## BEGIN RECORDS SHOWN

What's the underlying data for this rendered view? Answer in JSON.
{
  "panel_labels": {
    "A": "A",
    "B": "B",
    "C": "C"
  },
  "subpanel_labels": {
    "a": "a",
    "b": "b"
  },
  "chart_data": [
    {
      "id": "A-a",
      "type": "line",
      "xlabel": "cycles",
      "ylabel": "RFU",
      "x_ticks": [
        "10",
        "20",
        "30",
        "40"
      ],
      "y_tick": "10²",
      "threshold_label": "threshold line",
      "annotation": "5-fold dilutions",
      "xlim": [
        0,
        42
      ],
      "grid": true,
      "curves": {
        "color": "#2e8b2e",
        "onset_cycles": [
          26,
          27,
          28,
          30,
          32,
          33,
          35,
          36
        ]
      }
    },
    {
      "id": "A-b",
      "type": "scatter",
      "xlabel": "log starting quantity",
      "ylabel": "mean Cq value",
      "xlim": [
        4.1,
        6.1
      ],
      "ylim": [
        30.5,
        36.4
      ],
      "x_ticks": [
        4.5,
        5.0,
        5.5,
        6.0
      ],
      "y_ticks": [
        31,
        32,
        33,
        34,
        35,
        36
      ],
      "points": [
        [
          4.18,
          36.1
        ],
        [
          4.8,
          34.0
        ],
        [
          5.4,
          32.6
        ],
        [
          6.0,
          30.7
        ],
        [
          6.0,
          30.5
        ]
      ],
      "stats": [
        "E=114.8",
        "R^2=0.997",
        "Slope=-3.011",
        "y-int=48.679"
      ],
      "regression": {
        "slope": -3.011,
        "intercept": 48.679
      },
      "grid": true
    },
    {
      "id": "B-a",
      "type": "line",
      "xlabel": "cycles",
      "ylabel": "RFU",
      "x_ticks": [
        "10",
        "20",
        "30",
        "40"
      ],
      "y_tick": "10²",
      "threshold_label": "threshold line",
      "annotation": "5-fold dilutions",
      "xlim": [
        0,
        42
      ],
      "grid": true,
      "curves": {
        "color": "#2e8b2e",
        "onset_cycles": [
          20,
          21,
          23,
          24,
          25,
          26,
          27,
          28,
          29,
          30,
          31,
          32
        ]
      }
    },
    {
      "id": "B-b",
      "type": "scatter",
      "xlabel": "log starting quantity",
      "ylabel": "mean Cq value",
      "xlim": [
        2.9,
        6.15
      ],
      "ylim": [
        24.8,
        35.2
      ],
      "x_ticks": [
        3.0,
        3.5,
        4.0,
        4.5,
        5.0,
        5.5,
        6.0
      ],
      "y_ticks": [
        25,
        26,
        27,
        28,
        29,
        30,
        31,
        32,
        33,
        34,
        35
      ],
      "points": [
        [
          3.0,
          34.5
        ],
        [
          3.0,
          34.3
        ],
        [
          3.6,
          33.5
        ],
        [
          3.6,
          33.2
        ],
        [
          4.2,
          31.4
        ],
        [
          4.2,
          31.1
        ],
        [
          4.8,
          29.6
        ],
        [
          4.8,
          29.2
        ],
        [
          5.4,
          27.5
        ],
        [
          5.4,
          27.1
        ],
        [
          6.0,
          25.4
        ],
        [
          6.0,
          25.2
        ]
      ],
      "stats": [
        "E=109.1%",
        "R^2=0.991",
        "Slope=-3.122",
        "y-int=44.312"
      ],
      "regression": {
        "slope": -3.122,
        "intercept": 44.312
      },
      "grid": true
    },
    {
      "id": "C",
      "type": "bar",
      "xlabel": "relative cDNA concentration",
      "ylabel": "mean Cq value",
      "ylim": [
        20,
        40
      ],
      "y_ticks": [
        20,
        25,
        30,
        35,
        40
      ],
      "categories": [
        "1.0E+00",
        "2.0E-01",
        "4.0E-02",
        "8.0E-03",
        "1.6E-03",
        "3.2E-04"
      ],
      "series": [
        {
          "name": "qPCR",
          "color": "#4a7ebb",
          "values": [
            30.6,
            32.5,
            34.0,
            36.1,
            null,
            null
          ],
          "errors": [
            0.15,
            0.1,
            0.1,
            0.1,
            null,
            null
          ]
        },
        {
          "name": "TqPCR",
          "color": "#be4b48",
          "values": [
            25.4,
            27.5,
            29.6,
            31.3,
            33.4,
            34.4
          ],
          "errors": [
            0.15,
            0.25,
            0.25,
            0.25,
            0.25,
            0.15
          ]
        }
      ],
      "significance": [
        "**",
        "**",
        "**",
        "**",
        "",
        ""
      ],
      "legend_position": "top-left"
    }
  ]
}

## END RECORDS SHOWN

SHORT EXERCISE:
All of the lines above need to be given again exactly.

EXERCISE OUTPUT:
What's the underlying data for this rendered view? Answer in JSON.
{
  "panel_labels": {
    "A": "A",
    "B": "B",
    "C": "C"
  },
  "subpanel_labels": {
    "a": "a",
    "b": "b"
  },
  "chart_data": [
    {
      "id": "A-a",
      "type": "line",
      "xlabel": "cycles",
      "ylabel": "RFU",
      "x_ticks": [
        "10",
        "20",
        "30",
        "40"
      ],
      "y_tick": "10²",
      "threshold_label": "threshold line",
      "annotation": "5-fold dilutions",
      "xlim": [
        0,
        42
      ],
      "grid": true,
      "curves": {
        "color": "#2e8b2e",
        "onset_cycles": [
          26,
          27,
          28,
          30,
          32,
          33,
          35,
          36
        ]
      }
    },
    {
      "id": "A-b",
      "type": "scatter",
      "xlabel": "log starting quantity",
      "ylabel": "mean Cq value",
      "xlim": [
        4.1,
        6.1
      ],
      "ylim": [
        30.5,
        36.4
      ],
      "x_ticks": [
        4.5,
        5.0,
        5.5,
        6.0
      ],
      "y_ticks": [
        31,
        32,
        33,
        34,
        35,
        36
      ],
      "points": [
        [
          4.18,
          36.1
        ],
        [
          4.8,
          34.0
        ],
        [
          5.4,
          32.6
        ],
        [
          6.0,
          30.7
        ],
        [
          6.0,
          30.5
        ]
      ],
      "stats": [
        "E=114.8",
        "R^2=0.997",
        "Slope=-3.011",
        "y-int=48.679"
      ],
      "regression": {
        "slope": -3.011,
        "intercept": 48.679
      },
      "grid": true
    },
    {
      "id": "B-a",
      "type": "line",
      "xlabel": "cycles",
      "ylabel": "RFU",
      "x_ticks": [
        "10",
        "20",
        "30",
        "40"
      ],
      "y_tick": "10²",
      "threshold_label": "threshold line",
      "annotation": "5-fold dilutions",
      "xlim": [
        0,
        42
      ],
      "grid": true,
      "curves": {
        "color": "#2e8b2e",
        "onset_cycles": [
          20,
          21,
          23,
          24,
          25,
          26,
          27,
          28,
          29,
          30,
          31,
          32
        ]
      }
    },
    {
      "id": "B-b",
      "type": "scatter",
      "xlabel": "log starting quantity",
      "ylabel": "mean Cq value",
      "xlim": [
        2.9,
        6.15
      ],
      "ylim": [
        24.8,
        35.2
      ],
      "x_ticks": [
        3.0,
        3.5,
        4.0,
        4.5,
        5.0,
        5.5,
        6.0
      ],
      "y_ticks": [
        25,
        26,
        27,
        28,
        29,
        30,
        31,
        32,
        33,
        34,
        35
      ],
      "points": [
        [
          3.0,
          34.5
        ],
        [
          3.0,
          34.3
        ],
        [
          3.6,
          33.5
        ],
        [
          3.6,
          33.2
        ],
        [
          4.2,
          31.4
        ],
        [
          4.2,
          31.1
        ],
        [
          4.8,
          29.6
        ],
        [
          4.8,
          29.2
        ],
        [
          5.4,
          27.5
        ],
        [
          5.4,
          27.1
        ],
        [
          6.0,
          25.4
        ],
        [
          6.0,
          25.2
        ]
      ],
      "stats": [
        "E=109.1%",
        "R^2=0.991",
        "Slope=-3.122",
        "y-int=44.312"
      ],
      "regression": {
        "slope": -3.122,
        "intercept": 44.312
      },
      "grid": true
    },
    {
      "id": "C",
      "type": "bar",
      "xlabel": "relative cDNA concentration",
      "ylabel": "mean Cq value",
      "ylim": [
        20,
        40
      ],
      "y_ticks": [
        20,
        25,
        30,
        35,
        40
      ],
      "categories": [
        "1.0E+00",
        "2.0E-01",
        "4.0E-02",
        "8.0E-03",
        "1.6E-03",
        "3.2E-04"
      ],
      "series": [
        {
          "name": "qPCR",
          "color": "#4a7ebb",
          "values": [
            30.6,
            32.5,
            34.0,
            36.1,
            null,
            null
          ],
          "errors": [
            0.15,
            0.1,
            0.1,
            0.1,
            null,
            null
          ]
        },
        {
          "name": "TqPCR",
          "color": "#be4b48",
          "values": [
            25.4,
            27.5,
            29.6,
            31.3,
            33.4,
            34.4
          ],
          "errors": [
            0.15,
            0.25,
            0.25,
            0.25,
            0.25,
            0.15
          ]
        }
      ],
      "significance": [
        "**",
        "**",
        "**",
        "**",
        "",
        ""
      ],
      "legend_position": "top-left"
    }
  ]
}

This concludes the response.